» **Requirements**:
State how many lines contain "Sepal", and write nothing except that count.

"""

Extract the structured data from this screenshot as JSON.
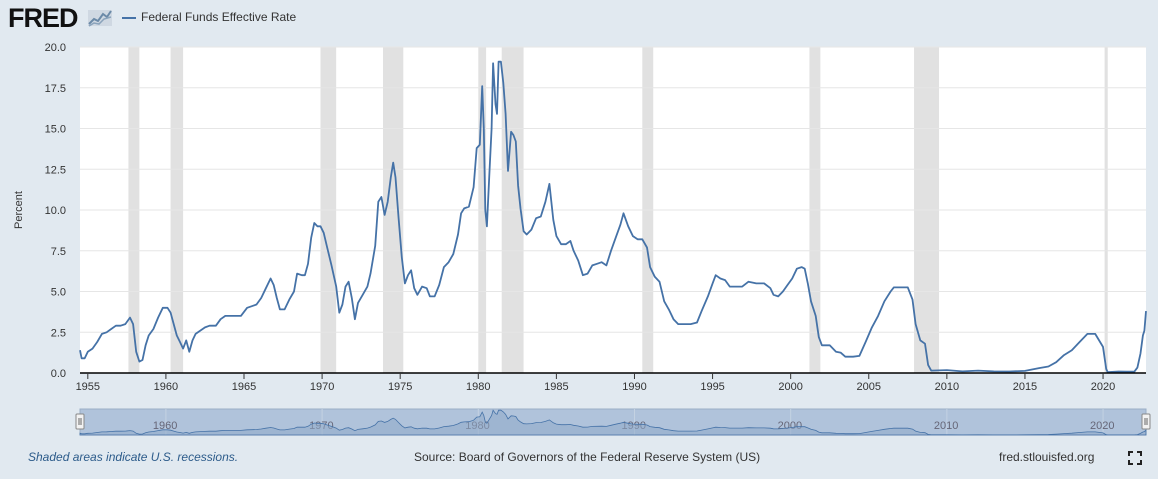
{
  "header": {
    "logo": "FRED",
    "logo_icon": "line-chart-icon"
  },
  "footer": {
    "note": "Shaded areas indicate U.S. recessions.",
    "source": "Source: Board of Governors of the Federal Reserve System (US)",
    "site": "fred.stlouisfed.org",
    "fullscreen_icon": "fullscreen-icon"
  },
  "colors": {
    "background": "#e1e9f0",
    "plot_bg": "#ffffff",
    "series": "#4572a7",
    "recession": "#e1e1e1",
    "navigator_fill": "#b0c3db",
    "navigator_line": "#4572a7"
  },
  "chart_data": {
    "type": "line",
    "title": "",
    "xlabel": "",
    "ylabel": "Percent",
    "xlim": [
      1954.5,
      2022.75
    ],
    "ylim": [
      0,
      20
    ],
    "y_ticks": [
      "0.0",
      "2.5",
      "5.0",
      "7.5",
      "10.0",
      "12.5",
      "15.0",
      "17.5",
      "20.0"
    ],
    "x_ticks": [
      "1955",
      "1960",
      "1965",
      "1970",
      "1975",
      "1980",
      "1985",
      "1990",
      "1995",
      "2000",
      "2005",
      "2010",
      "2015",
      "2020"
    ],
    "navigator_ticks": [
      "1960",
      "1970",
      "1980",
      "1990",
      "2000",
      "2010",
      "2020"
    ],
    "grid": "horizontal",
    "legend": "top-left",
    "series": [
      {
        "name": "Federal Funds Effective Rate",
        "points": [
          [
            1954.5,
            1.4
          ],
          [
            1954.6,
            0.9
          ],
          [
            1954.8,
            0.9
          ],
          [
            1955.0,
            1.3
          ],
          [
            1955.3,
            1.5
          ],
          [
            1955.6,
            1.9
          ],
          [
            1955.9,
            2.4
          ],
          [
            1956.2,
            2.5
          ],
          [
            1956.5,
            2.7
          ],
          [
            1956.8,
            2.9
          ],
          [
            1957.1,
            2.9
          ],
          [
            1957.4,
            3.0
          ],
          [
            1957.7,
            3.4
          ],
          [
            1957.9,
            3.0
          ],
          [
            1958.1,
            1.3
          ],
          [
            1958.3,
            0.7
          ],
          [
            1958.5,
            0.8
          ],
          [
            1958.7,
            1.7
          ],
          [
            1958.9,
            2.3
          ],
          [
            1959.2,
            2.7
          ],
          [
            1959.5,
            3.4
          ],
          [
            1959.8,
            4.0
          ],
          [
            1960.1,
            4.0
          ],
          [
            1960.3,
            3.7
          ],
          [
            1960.5,
            3.0
          ],
          [
            1960.7,
            2.3
          ],
          [
            1960.9,
            1.9
          ],
          [
            1961.1,
            1.5
          ],
          [
            1961.3,
            2.0
          ],
          [
            1961.5,
            1.3
          ],
          [
            1961.7,
            2.0
          ],
          [
            1961.9,
            2.4
          ],
          [
            1962.2,
            2.6
          ],
          [
            1962.5,
            2.8
          ],
          [
            1962.8,
            2.9
          ],
          [
            1963.2,
            2.9
          ],
          [
            1963.5,
            3.3
          ],
          [
            1963.8,
            3.5
          ],
          [
            1964.2,
            3.5
          ],
          [
            1964.5,
            3.5
          ],
          [
            1964.8,
            3.5
          ],
          [
            1965.2,
            4.0
          ],
          [
            1965.5,
            4.1
          ],
          [
            1965.8,
            4.2
          ],
          [
            1966.1,
            4.6
          ],
          [
            1966.4,
            5.2
          ],
          [
            1966.7,
            5.8
          ],
          [
            1966.9,
            5.4
          ],
          [
            1967.1,
            4.6
          ],
          [
            1967.3,
            3.9
          ],
          [
            1967.6,
            3.9
          ],
          [
            1967.9,
            4.5
          ],
          [
            1968.2,
            5.0
          ],
          [
            1968.4,
            6.1
          ],
          [
            1968.7,
            6.0
          ],
          [
            1968.9,
            6.0
          ],
          [
            1969.1,
            6.7
          ],
          [
            1969.3,
            8.3
          ],
          [
            1969.5,
            9.2
          ],
          [
            1969.7,
            9.0
          ],
          [
            1969.9,
            9.0
          ],
          [
            1970.1,
            8.6
          ],
          [
            1970.3,
            7.8
          ],
          [
            1970.6,
            6.6
          ],
          [
            1970.9,
            5.3
          ],
          [
            1971.1,
            3.7
          ],
          [
            1971.3,
            4.2
          ],
          [
            1971.5,
            5.3
          ],
          [
            1971.7,
            5.6
          ],
          [
            1971.9,
            4.6
          ],
          [
            1972.1,
            3.3
          ],
          [
            1972.3,
            4.3
          ],
          [
            1972.6,
            4.8
          ],
          [
            1972.9,
            5.3
          ],
          [
            1973.1,
            6.1
          ],
          [
            1973.4,
            7.8
          ],
          [
            1973.6,
            10.5
          ],
          [
            1973.8,
            10.8
          ],
          [
            1974.0,
            9.7
          ],
          [
            1974.2,
            10.5
          ],
          [
            1974.4,
            12.0
          ],
          [
            1974.55,
            12.9
          ],
          [
            1974.7,
            12.0
          ],
          [
            1974.9,
            9.5
          ],
          [
            1975.1,
            7.1
          ],
          [
            1975.3,
            5.5
          ],
          [
            1975.5,
            6.0
          ],
          [
            1975.7,
            6.3
          ],
          [
            1975.9,
            5.2
          ],
          [
            1976.1,
            4.8
          ],
          [
            1976.4,
            5.3
          ],
          [
            1976.7,
            5.2
          ],
          [
            1976.9,
            4.7
          ],
          [
            1977.2,
            4.7
          ],
          [
            1977.5,
            5.4
          ],
          [
            1977.8,
            6.5
          ],
          [
            1978.1,
            6.8
          ],
          [
            1978.4,
            7.3
          ],
          [
            1978.7,
            8.5
          ],
          [
            1978.9,
            9.8
          ],
          [
            1979.1,
            10.1
          ],
          [
            1979.4,
            10.2
          ],
          [
            1979.7,
            11.4
          ],
          [
            1979.9,
            13.8
          ],
          [
            1980.1,
            14.0
          ],
          [
            1980.25,
            17.6
          ],
          [
            1980.35,
            15.0
          ],
          [
            1980.45,
            10.0
          ],
          [
            1980.55,
            9.0
          ],
          [
            1980.7,
            12.0
          ],
          [
            1980.85,
            15.0
          ],
          [
            1980.95,
            19.0
          ],
          [
            1981.1,
            16.5
          ],
          [
            1981.2,
            15.9
          ],
          [
            1981.3,
            19.1
          ],
          [
            1981.45,
            19.1
          ],
          [
            1981.6,
            17.8
          ],
          [
            1981.75,
            15.9
          ],
          [
            1981.9,
            12.4
          ],
          [
            1982.1,
            14.8
          ],
          [
            1982.25,
            14.6
          ],
          [
            1982.4,
            14.2
          ],
          [
            1982.55,
            11.5
          ],
          [
            1982.7,
            10.1
          ],
          [
            1982.9,
            8.7
          ],
          [
            1983.1,
            8.5
          ],
          [
            1983.4,
            8.8
          ],
          [
            1983.7,
            9.5
          ],
          [
            1984.0,
            9.6
          ],
          [
            1984.3,
            10.5
          ],
          [
            1984.55,
            11.6
          ],
          [
            1984.8,
            9.4
          ],
          [
            1985.0,
            8.4
          ],
          [
            1985.3,
            7.9
          ],
          [
            1985.6,
            7.9
          ],
          [
            1985.9,
            8.1
          ],
          [
            1986.1,
            7.5
          ],
          [
            1986.4,
            6.9
          ],
          [
            1986.7,
            6.0
          ],
          [
            1987.0,
            6.1
          ],
          [
            1987.3,
            6.6
          ],
          [
            1987.6,
            6.7
          ],
          [
            1987.9,
            6.8
          ],
          [
            1988.2,
            6.6
          ],
          [
            1988.5,
            7.5
          ],
          [
            1988.8,
            8.3
          ],
          [
            1989.1,
            9.1
          ],
          [
            1989.3,
            9.8
          ],
          [
            1989.6,
            9.0
          ],
          [
            1989.9,
            8.4
          ],
          [
            1990.2,
            8.2
          ],
          [
            1990.5,
            8.2
          ],
          [
            1990.8,
            7.7
          ],
          [
            1991.0,
            6.5
          ],
          [
            1991.3,
            5.9
          ],
          [
            1991.6,
            5.6
          ],
          [
            1991.9,
            4.4
          ],
          [
            1992.2,
            3.9
          ],
          [
            1992.5,
            3.3
          ],
          [
            1992.8,
            3.0
          ],
          [
            1993.2,
            3.0
          ],
          [
            1993.6,
            3.0
          ],
          [
            1994.0,
            3.1
          ],
          [
            1994.3,
            3.8
          ],
          [
            1994.7,
            4.7
          ],
          [
            1995.0,
            5.5
          ],
          [
            1995.2,
            6.0
          ],
          [
            1995.5,
            5.8
          ],
          [
            1995.8,
            5.7
          ],
          [
            1996.1,
            5.3
          ],
          [
            1996.5,
            5.3
          ],
          [
            1996.9,
            5.3
          ],
          [
            1997.3,
            5.6
          ],
          [
            1997.8,
            5.5
          ],
          [
            1998.3,
            5.5
          ],
          [
            1998.7,
            5.2
          ],
          [
            1998.9,
            4.8
          ],
          [
            1999.2,
            4.7
          ],
          [
            1999.5,
            5.0
          ],
          [
            1999.8,
            5.4
          ],
          [
            2000.1,
            5.8
          ],
          [
            2000.4,
            6.4
          ],
          [
            2000.7,
            6.5
          ],
          [
            2000.9,
            6.4
          ],
          [
            2001.1,
            5.5
          ],
          [
            2001.3,
            4.4
          ],
          [
            2001.6,
            3.5
          ],
          [
            2001.8,
            2.2
          ],
          [
            2002.0,
            1.7
          ],
          [
            2002.5,
            1.7
          ],
          [
            2002.9,
            1.3
          ],
          [
            2003.2,
            1.25
          ],
          [
            2003.5,
            1.0
          ],
          [
            2004.0,
            1.0
          ],
          [
            2004.4,
            1.05
          ],
          [
            2004.8,
            1.9
          ],
          [
            2005.2,
            2.8
          ],
          [
            2005.6,
            3.5
          ],
          [
            2006.0,
            4.4
          ],
          [
            2006.4,
            5.0
          ],
          [
            2006.6,
            5.25
          ],
          [
            2007.0,
            5.25
          ],
          [
            2007.5,
            5.25
          ],
          [
            2007.8,
            4.5
          ],
          [
            2008.0,
            3.0
          ],
          [
            2008.3,
            2.0
          ],
          [
            2008.6,
            1.8
          ],
          [
            2008.8,
            0.5
          ],
          [
            2009.0,
            0.15
          ],
          [
            2010.0,
            0.18
          ],
          [
            2011.0,
            0.1
          ],
          [
            2012.0,
            0.15
          ],
          [
            2013.0,
            0.1
          ],
          [
            2014.0,
            0.09
          ],
          [
            2015.0,
            0.13
          ],
          [
            2015.9,
            0.3
          ],
          [
            2016.5,
            0.4
          ],
          [
            2017.0,
            0.66
          ],
          [
            2017.5,
            1.1
          ],
          [
            2018.0,
            1.4
          ],
          [
            2018.5,
            1.9
          ],
          [
            2019.0,
            2.4
          ],
          [
            2019.5,
            2.4
          ],
          [
            2019.75,
            2.0
          ],
          [
            2020.0,
            1.6
          ],
          [
            2020.2,
            0.25
          ],
          [
            2020.3,
            0.05
          ],
          [
            2021.0,
            0.09
          ],
          [
            2021.5,
            0.08
          ],
          [
            2022.0,
            0.08
          ],
          [
            2022.2,
            0.33
          ],
          [
            2022.4,
            1.2
          ],
          [
            2022.55,
            2.3
          ],
          [
            2022.65,
            2.6
          ],
          [
            2022.75,
            3.8
          ]
        ]
      }
    ],
    "recessions": [
      [
        1957.6,
        1958.3
      ],
      [
        1960.3,
        1961.1
      ],
      [
        1969.9,
        1970.9
      ],
      [
        1973.9,
        1975.2
      ],
      [
        1980.0,
        1980.5
      ],
      [
        1981.5,
        1982.9
      ],
      [
        1990.5,
        1991.2
      ],
      [
        2001.2,
        2001.9
      ],
      [
        2007.9,
        2009.5
      ],
      [
        2020.1,
        2020.3
      ]
    ]
  }
}
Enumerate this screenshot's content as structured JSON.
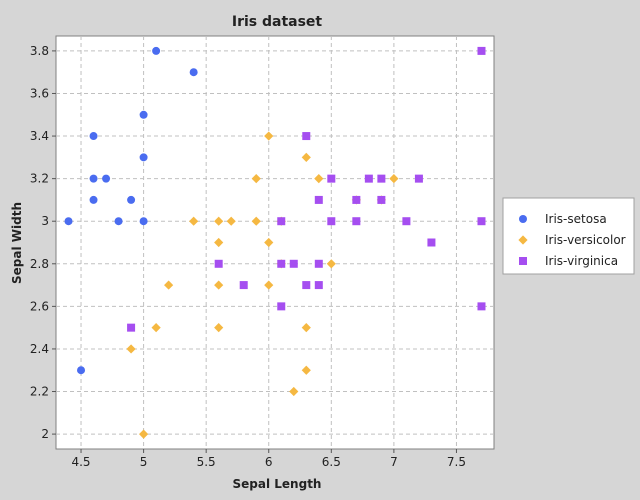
{
  "chart_data": {
    "type": "scatter",
    "title": "Iris dataset",
    "xlabel": "Sepal Length",
    "ylabel": "Sepal Width",
    "xlim": [
      4.3,
      7.8
    ],
    "ylim": [
      1.93,
      3.87
    ],
    "xticks": [
      4.5,
      5.0,
      5.5,
      6.0,
      6.5,
      7.0,
      7.5
    ],
    "xtick_labels": [
      "4.5",
      "5",
      "5.5",
      "6",
      "6.5",
      "7",
      "7.5"
    ],
    "yticks": [
      2.0,
      2.2,
      2.4,
      2.6,
      2.8,
      3.0,
      3.2,
      3.4,
      3.6,
      3.8
    ],
    "ytick_labels": [
      "2",
      "2.2",
      "2.4",
      "2.6",
      "2.8",
      "3",
      "3.2",
      "3.4",
      "3.6",
      "3.8"
    ],
    "grid": true,
    "legend_position": "right",
    "series": [
      {
        "name": "Iris-setosa",
        "marker": "circle",
        "color": "#4a6cf0",
        "points": [
          [
            5.1,
            3.8
          ],
          [
            5.4,
            3.7
          ],
          [
            5.0,
            3.5
          ],
          [
            4.6,
            3.4
          ],
          [
            5.0,
            3.3
          ],
          [
            4.6,
            3.2
          ],
          [
            4.7,
            3.2
          ],
          [
            4.6,
            3.1
          ],
          [
            4.9,
            3.1
          ],
          [
            4.4,
            3.0
          ],
          [
            4.8,
            3.0
          ],
          [
            5.0,
            3.0
          ],
          [
            4.5,
            2.3
          ]
        ]
      },
      {
        "name": "Iris-versicolor",
        "marker": "diamond",
        "color": "#f5b842",
        "points": [
          [
            6.0,
            3.4
          ],
          [
            6.3,
            3.3
          ],
          [
            5.9,
            3.2
          ],
          [
            6.4,
            3.2
          ],
          [
            7.0,
            3.2
          ],
          [
            6.7,
            3.1
          ],
          [
            6.9,
            3.1
          ],
          [
            5.4,
            3.0
          ],
          [
            5.6,
            3.0
          ],
          [
            5.7,
            3.0
          ],
          [
            5.9,
            3.0
          ],
          [
            6.1,
            3.0
          ],
          [
            5.6,
            2.9
          ],
          [
            6.0,
            2.9
          ],
          [
            6.1,
            2.8
          ],
          [
            6.5,
            2.8
          ],
          [
            5.2,
            2.7
          ],
          [
            5.6,
            2.7
          ],
          [
            6.0,
            2.7
          ],
          [
            5.1,
            2.5
          ],
          [
            5.6,
            2.5
          ],
          [
            6.3,
            2.5
          ],
          [
            4.9,
            2.4
          ],
          [
            6.3,
            2.3
          ],
          [
            6.2,
            2.2
          ],
          [
            5.0,
            2.0
          ]
        ]
      },
      {
        "name": "Iris-virginica",
        "marker": "square",
        "color": "#a54ef0",
        "points": [
          [
            7.7,
            3.8
          ],
          [
            6.3,
            3.4
          ],
          [
            6.5,
            3.2
          ],
          [
            6.8,
            3.2
          ],
          [
            6.9,
            3.2
          ],
          [
            7.2,
            3.2
          ],
          [
            6.4,
            3.1
          ],
          [
            6.7,
            3.1
          ],
          [
            6.9,
            3.1
          ],
          [
            6.1,
            3.0
          ],
          [
            6.5,
            3.0
          ],
          [
            6.7,
            3.0
          ],
          [
            7.1,
            3.0
          ],
          [
            7.7,
            3.0
          ],
          [
            7.3,
            2.9
          ],
          [
            5.6,
            2.8
          ],
          [
            6.1,
            2.8
          ],
          [
            6.4,
            2.8
          ],
          [
            6.2,
            2.8
          ],
          [
            5.8,
            2.7
          ],
          [
            6.3,
            2.7
          ],
          [
            6.4,
            2.7
          ],
          [
            6.1,
            2.6
          ],
          [
            7.7,
            2.6
          ],
          [
            4.9,
            2.5
          ]
        ]
      }
    ]
  },
  "colors": {
    "background": "#d6d6d6",
    "plot_background": "#ffffff",
    "grid": "#c0c0c0"
  }
}
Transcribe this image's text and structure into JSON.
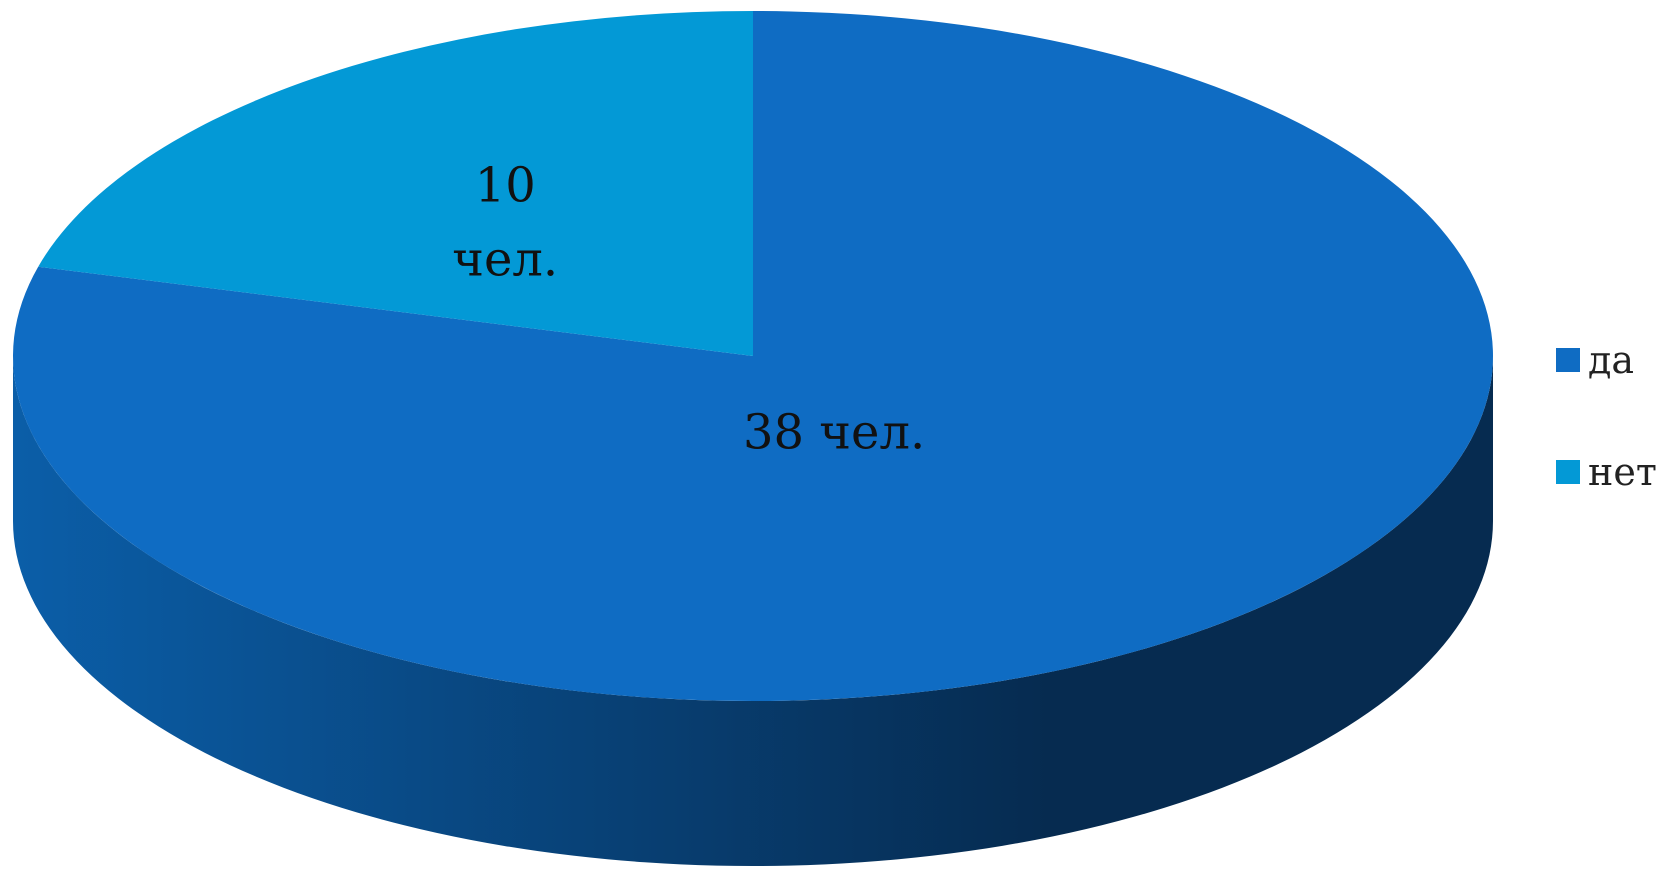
{
  "chart_data": {
    "type": "pie",
    "style": "3d",
    "title": "",
    "slices": [
      {
        "label": "да",
        "value": 38,
        "data_label": "38 чел.",
        "color": "#0F6CC3"
      },
      {
        "label": "нет",
        "value": 10,
        "data_label_lines": [
          "10",
          "чел."
        ],
        "color": "#0399D6"
      }
    ],
    "legend": {
      "position": "right",
      "items": [
        {
          "label": "да",
          "color": "#0F6CC3"
        },
        {
          "label": "нет",
          "color": "#0399D6"
        }
      ]
    },
    "side_colors": [
      "#0B5EA8",
      "#062B50"
    ]
  }
}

"""

» **Complete answer**:
2